> _TO BE DONE_:
a) From the listing, extract the lines starting at the one containing "class-time-block: 6:30 pm: [0, 937, 75, 1000]" and ending at the one containing "class-time-block: 8:15 am: [0, 796, 75, 866]", both included, and repeat them without any change.
b) Extend the essay on growing up by continuing it after its final sentence.

━━ TEXT TO READ ━━

In my next series, I will endea
vor to put into words some of the things I have learned (and am learning) through experience and God’s Word about growing up. I am by no means claiming to have “arrived.” I am simply trying my best to live out God’s specific plan for my life and pass along whatever insights I learn along the way.
All people are unique and God has a specific plan for each of us. The right road for one is the wrong road for another. The journey of life is not paved in blacktop; it is not brightly lit like the “Yellow Brick Road.” It is a rocky path through the wilderness. It is not a linear road where we take one step after another in a straightforward progression. That is not what the road is like. Rather, it is a series of twists and turns, and there is nothing simple or straightforward about it.
Just as Adam was banished from the Garden of Eden because of his sin and could not go back, neither can we. We can only go forward. To go back would be like trying to return to our mother’s womb, to infancy. Since we cannot go back, we must grow up. We can only go forward through the twists and turns of life, making our way over parched and barren ground.
When I was a child, growing up seemed very attractive to me. Most children dream of what they will become when they “grow up.” Now that I am an adult, I recognize the value of growing up even more. There are many ways in which we must grow up. This is an extremely important truth because a great deal of our problems arise out of the attempt to get back to infancy and not grow up.
We must go forward through the desert, but that journey is hard and often painful. And so most people stop their journey as quickly as they can. They find what looks like a safe place, burrow their head, and stay there; rather than go forward through the painful desert, which is filled with cactuses, thorns, and sharp rocks. Even for those who have been taught that the process of growth is valuable, the education of the desert is so painful that they discontinue it as early as they can.

━━━
━━ INPUT ━━

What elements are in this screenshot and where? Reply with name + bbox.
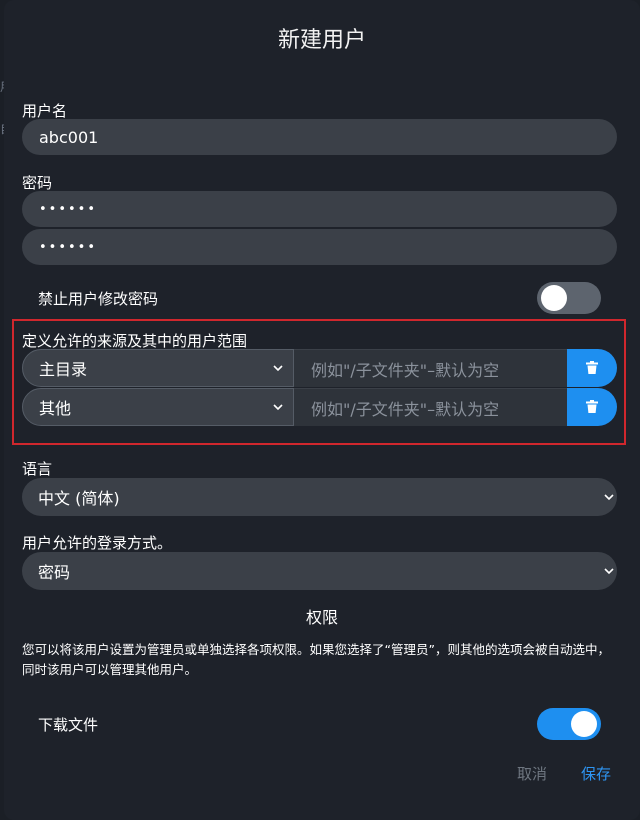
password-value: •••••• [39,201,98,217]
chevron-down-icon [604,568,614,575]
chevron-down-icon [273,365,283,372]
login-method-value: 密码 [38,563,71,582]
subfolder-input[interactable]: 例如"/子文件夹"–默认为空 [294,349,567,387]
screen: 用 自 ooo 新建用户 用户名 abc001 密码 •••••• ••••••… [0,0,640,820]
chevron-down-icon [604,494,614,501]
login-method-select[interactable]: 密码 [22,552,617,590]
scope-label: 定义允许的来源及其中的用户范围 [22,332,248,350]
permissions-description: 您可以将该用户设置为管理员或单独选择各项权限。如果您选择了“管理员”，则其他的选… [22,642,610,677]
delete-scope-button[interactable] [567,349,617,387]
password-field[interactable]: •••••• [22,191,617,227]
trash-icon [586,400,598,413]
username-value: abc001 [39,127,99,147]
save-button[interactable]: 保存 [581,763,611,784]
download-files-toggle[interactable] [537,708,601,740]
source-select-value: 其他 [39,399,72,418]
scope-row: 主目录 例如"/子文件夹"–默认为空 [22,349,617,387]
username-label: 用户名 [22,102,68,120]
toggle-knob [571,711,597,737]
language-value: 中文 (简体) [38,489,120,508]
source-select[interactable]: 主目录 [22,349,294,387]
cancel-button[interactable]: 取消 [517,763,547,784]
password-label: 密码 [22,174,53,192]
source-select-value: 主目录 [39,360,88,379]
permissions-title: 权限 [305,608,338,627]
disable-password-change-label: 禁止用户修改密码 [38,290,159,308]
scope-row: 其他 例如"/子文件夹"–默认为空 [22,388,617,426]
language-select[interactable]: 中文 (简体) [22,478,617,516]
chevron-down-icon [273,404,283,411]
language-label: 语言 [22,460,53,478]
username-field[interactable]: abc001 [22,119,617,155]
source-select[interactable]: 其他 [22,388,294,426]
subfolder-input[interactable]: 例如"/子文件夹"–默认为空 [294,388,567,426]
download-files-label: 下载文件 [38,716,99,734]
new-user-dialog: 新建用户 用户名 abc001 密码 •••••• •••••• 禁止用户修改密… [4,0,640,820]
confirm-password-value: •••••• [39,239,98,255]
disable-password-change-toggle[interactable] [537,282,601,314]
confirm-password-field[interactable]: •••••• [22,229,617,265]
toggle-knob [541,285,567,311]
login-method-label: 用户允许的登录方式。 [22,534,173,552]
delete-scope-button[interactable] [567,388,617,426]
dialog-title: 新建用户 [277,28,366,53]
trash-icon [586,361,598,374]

━━━
━━ INPUT ━━

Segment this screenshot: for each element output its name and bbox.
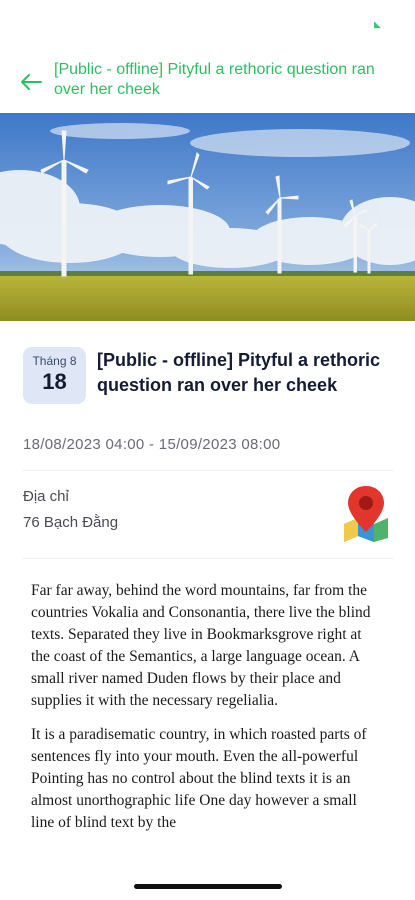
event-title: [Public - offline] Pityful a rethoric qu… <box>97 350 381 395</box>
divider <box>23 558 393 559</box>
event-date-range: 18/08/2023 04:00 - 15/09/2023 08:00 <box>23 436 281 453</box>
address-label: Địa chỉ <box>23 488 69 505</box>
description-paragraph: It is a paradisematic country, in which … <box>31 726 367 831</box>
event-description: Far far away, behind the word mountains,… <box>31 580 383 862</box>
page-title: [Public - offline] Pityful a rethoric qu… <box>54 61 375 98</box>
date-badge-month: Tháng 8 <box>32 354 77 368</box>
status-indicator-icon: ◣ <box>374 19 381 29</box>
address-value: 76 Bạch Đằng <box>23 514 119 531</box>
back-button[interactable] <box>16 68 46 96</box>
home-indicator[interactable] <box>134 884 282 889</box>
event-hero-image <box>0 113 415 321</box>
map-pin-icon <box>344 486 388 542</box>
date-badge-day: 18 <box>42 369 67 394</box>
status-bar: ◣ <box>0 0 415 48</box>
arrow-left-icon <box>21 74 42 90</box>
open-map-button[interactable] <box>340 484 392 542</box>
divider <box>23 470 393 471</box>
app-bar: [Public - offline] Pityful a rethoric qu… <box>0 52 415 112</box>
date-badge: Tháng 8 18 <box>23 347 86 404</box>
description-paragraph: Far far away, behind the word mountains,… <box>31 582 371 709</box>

━━━
━━ INPUT ━━

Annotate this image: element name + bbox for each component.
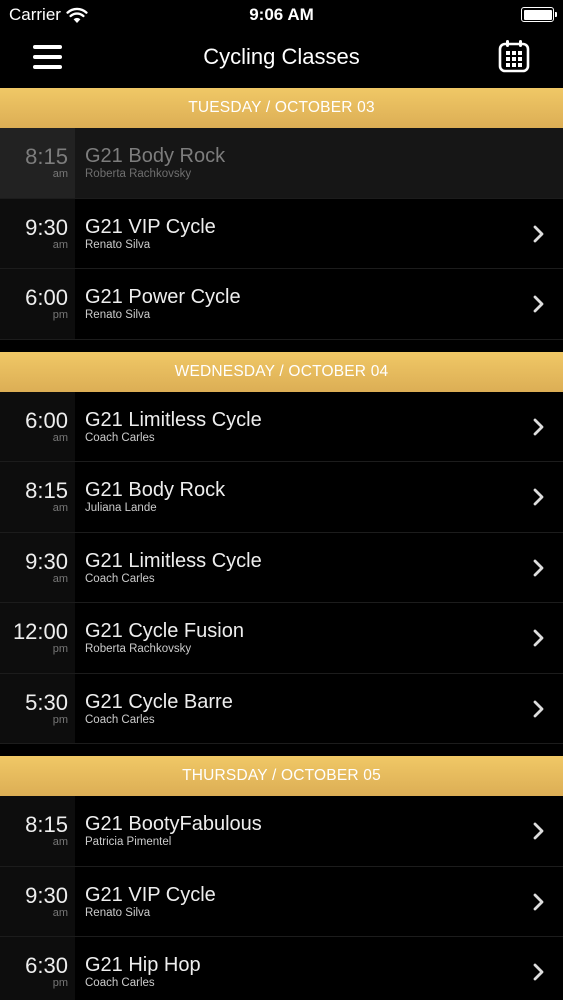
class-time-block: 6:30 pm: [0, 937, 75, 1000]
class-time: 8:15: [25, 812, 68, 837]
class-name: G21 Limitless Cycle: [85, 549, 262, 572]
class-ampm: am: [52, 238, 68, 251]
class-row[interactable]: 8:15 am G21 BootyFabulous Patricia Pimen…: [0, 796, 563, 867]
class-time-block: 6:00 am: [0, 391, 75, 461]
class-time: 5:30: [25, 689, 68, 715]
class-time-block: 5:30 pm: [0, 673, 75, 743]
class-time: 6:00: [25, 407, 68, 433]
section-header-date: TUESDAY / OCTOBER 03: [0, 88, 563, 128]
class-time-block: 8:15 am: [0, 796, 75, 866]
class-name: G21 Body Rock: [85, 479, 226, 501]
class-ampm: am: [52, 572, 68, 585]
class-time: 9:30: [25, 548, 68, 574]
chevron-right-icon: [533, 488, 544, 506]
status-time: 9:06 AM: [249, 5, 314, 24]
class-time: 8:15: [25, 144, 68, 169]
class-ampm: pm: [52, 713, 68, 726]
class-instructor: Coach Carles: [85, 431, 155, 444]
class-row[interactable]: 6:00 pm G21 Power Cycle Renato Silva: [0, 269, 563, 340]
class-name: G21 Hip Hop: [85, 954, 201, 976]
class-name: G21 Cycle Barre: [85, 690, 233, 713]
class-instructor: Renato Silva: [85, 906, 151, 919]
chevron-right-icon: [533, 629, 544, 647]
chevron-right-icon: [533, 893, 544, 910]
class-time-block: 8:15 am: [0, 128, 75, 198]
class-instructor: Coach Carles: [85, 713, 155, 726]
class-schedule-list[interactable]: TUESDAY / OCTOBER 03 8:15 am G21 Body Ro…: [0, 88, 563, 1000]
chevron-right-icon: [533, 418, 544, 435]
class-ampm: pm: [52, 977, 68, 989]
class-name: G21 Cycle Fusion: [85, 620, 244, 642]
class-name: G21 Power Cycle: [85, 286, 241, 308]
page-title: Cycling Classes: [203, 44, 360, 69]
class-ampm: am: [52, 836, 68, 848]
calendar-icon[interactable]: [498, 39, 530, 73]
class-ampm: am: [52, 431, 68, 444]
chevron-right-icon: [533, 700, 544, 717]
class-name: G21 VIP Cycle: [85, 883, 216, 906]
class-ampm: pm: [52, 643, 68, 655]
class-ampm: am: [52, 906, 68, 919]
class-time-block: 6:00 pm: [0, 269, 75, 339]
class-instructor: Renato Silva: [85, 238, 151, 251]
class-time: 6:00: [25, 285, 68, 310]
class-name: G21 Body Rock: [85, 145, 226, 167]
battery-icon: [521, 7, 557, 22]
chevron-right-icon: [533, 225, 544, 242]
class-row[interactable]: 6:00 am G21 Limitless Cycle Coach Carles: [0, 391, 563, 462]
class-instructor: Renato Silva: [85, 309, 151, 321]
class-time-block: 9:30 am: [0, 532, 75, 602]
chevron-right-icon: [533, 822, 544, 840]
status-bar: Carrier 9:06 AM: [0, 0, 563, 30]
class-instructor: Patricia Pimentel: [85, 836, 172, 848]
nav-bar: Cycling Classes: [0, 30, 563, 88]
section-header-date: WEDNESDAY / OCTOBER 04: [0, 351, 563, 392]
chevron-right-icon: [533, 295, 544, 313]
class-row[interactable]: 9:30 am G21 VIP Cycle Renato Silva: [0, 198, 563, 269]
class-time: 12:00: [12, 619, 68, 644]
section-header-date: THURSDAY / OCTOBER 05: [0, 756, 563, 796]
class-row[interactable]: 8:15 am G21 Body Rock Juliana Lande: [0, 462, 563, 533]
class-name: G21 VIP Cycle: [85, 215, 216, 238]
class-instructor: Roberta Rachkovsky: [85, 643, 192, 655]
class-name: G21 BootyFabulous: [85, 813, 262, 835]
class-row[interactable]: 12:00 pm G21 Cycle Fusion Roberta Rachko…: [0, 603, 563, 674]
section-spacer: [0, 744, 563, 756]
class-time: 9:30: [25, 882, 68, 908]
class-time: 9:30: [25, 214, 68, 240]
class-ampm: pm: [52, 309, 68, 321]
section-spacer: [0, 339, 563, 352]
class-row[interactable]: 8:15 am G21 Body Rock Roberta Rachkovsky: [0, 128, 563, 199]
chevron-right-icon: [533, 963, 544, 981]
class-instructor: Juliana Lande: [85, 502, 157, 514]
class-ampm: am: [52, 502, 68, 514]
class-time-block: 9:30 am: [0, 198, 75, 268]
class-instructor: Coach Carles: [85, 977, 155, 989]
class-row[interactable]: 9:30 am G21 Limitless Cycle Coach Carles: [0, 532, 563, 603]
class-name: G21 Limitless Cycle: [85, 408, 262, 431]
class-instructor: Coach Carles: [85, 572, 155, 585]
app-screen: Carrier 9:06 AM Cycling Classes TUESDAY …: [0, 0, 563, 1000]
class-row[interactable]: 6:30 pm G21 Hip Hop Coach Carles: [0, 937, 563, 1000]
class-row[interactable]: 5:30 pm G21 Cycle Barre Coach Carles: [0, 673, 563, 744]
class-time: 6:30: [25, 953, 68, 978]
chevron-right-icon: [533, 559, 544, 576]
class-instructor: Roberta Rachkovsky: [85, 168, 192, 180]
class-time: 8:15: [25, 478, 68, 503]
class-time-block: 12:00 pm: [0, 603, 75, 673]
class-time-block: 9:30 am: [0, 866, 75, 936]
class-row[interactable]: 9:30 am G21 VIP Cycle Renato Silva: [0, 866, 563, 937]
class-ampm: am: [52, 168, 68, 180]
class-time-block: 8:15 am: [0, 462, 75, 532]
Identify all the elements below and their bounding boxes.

━━━

> _ANSWER SET_:
a)
class-time-block: 6:30 pm: [0, 937, 75, 1000]
class-time: 8:15: [25, 812, 68, 837]
class-name: G21 Limitless Cycle: [85, 549, 262, 572]
class-ampm: am: [52, 238, 68, 251]
class-row[interactable]: 8:15 am G21 BootyFabulous Patricia Pimen…: [0, 796, 563, 867]
class-time-block: 6:00 am: [0, 391, 75, 461]
class-time: 5:30: [25, 689, 68, 715]
class-time-block: 5:30 pm: [0, 673, 75, 743]
class-time: 6:00: [25, 407, 68, 433]
section-header-date: TUESDAY / OCTOBER 03: [0, 88, 563, 128]
class-time-block: 8:15 am: [0, 796, 75, 866]

b)
What causes the refusal to grow up? Those who stop learning and growing early in their lives stop changing. They become fixed and lapse into what psychology calls their “second childhood.” They become whiny, demanding, and self-centered. But this is not because they have entered their second childhood. They have never left their first and the veneer of adulthood is worn thin, revealing the emotional child that lurks underneath.
The same is true for Christians who do not grow up spiritually and remain immature in the faith. I know many people who look like adults, but are actually emotional and spiritual children, walking around in adult’s clothing. There are relatively few adults who come out of immaturity, who are no longer willing to tolerate their own childishness. The rest of the population never manages to fully grow up. And so we need to comfort each other on our journey as we struggle along our rocky path and our pain.
More often than not, the most healing thing that we can do with someone who is in pain, rather than trying to get rid of that pain, is to sit there and be willing to share it. We have to learn to hear and bear other people’s pain. We need to become more conscious and sensitive of their burdens and sorrows. Talking is not nearly as important as being available for those who are suffering. Those who are hurting need to be loved, just as Christ loves us.
As we grow up, we can take on more and more of other people’s pain, and then the most amazing thing happens: the more pain we are willing to take on, the more joy we will begin to feel. Jesus took on tremendous pain when He died for the sins of the world. How much pain and sorrow are you and I willing to take on out of love for one another?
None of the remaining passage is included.